Available data ▸

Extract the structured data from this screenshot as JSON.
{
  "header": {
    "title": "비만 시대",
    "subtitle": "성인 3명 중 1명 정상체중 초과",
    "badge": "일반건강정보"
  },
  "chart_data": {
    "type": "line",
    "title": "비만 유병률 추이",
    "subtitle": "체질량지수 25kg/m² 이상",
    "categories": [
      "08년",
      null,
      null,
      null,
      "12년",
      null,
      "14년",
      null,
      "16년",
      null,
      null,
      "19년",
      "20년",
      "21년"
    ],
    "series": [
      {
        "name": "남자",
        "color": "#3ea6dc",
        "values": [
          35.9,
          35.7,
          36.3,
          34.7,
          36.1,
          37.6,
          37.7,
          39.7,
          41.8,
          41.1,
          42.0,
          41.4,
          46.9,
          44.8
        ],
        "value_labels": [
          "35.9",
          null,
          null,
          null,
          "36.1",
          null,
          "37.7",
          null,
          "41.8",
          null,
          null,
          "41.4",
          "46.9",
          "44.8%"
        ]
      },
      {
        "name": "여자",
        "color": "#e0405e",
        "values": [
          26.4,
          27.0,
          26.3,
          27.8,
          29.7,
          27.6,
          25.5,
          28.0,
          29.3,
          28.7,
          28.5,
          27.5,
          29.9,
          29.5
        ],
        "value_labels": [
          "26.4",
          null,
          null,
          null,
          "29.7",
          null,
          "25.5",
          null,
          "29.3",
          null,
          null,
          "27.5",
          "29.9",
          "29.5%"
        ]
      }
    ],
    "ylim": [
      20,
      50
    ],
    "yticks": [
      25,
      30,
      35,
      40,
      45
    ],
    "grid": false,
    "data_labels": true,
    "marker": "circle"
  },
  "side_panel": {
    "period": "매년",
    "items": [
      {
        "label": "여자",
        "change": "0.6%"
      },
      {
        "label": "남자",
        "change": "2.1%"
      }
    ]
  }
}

Objective ▸ Copy out all of the data exactly, leaving nothing out.

Answer to this problem ▸
Extract the structured data from this screenshot as JSON.
{
  "header": {
    "title": "비만 시대",
    "subtitle": "성인 3명 중 1명 정상체중 초과",
    "badge": "일반건강정보"
  },
  "chart_data": {
    "type": "line",
    "title": "비만 유병률 추이",
    "subtitle": "체질량지수 25kg/m² 이상",
    "categories": [
      "08년",
      null,
      null,
      null,
      "12년",
      null,
      "14년",
      null,
      "16년",
      null,
      null,
      "19년",
      "20년",
      "21년"
    ],
    "series": [
      {
        "name": "남자",
        "color": "#3ea6dc",
        "values": [
          35.9,
          35.7,
          36.3,
          34.7,
          36.1,
          37.6,
          37.7,
          39.7,
          41.8,
          41.1,
          42.0,
          41.4,
          46.9,
          44.8
        ],
        "value_labels": [
          "35.9",
          null,
          null,
          null,
          "36.1",
          null,
          "37.7",
          null,
          "41.8",
          null,
          null,
          "41.4",
          "46.9",
          "44.8%"
        ]
      },
      {
        "name": "여자",
        "color": "#e0405e",
        "values": [
          26.4,
          27.0,
          26.3,
          27.8,
          29.7,
          27.6,
          25.5,
          28.0,
          29.3,
          28.7,
          28.5,
          27.5,
          29.9,
          29.5
        ],
        "value_labels": [
          "26.4",
          null,
          null,
          null,
          "29.7",
          null,
          "25.5",
          null,
          "29.3",
          null,
          null,
          "27.5",
          "29.9",
          "29.5%"
        ]
      }
    ],
    "ylim": [
      20,
      50
    ],
    "yticks": [
      25,
      30,
      35,
      40,
      45
    ],
    "grid": false,
    "data_labels": true,
    "marker": "circle"
  },
  "side_panel": {
    "period": "매년",
    "items": [
      {
        "label": "여자",
        "change": "0.6%"
      },
      {
        "label": "남자",
        "change": "2.1%"
      }
    ]
  }
}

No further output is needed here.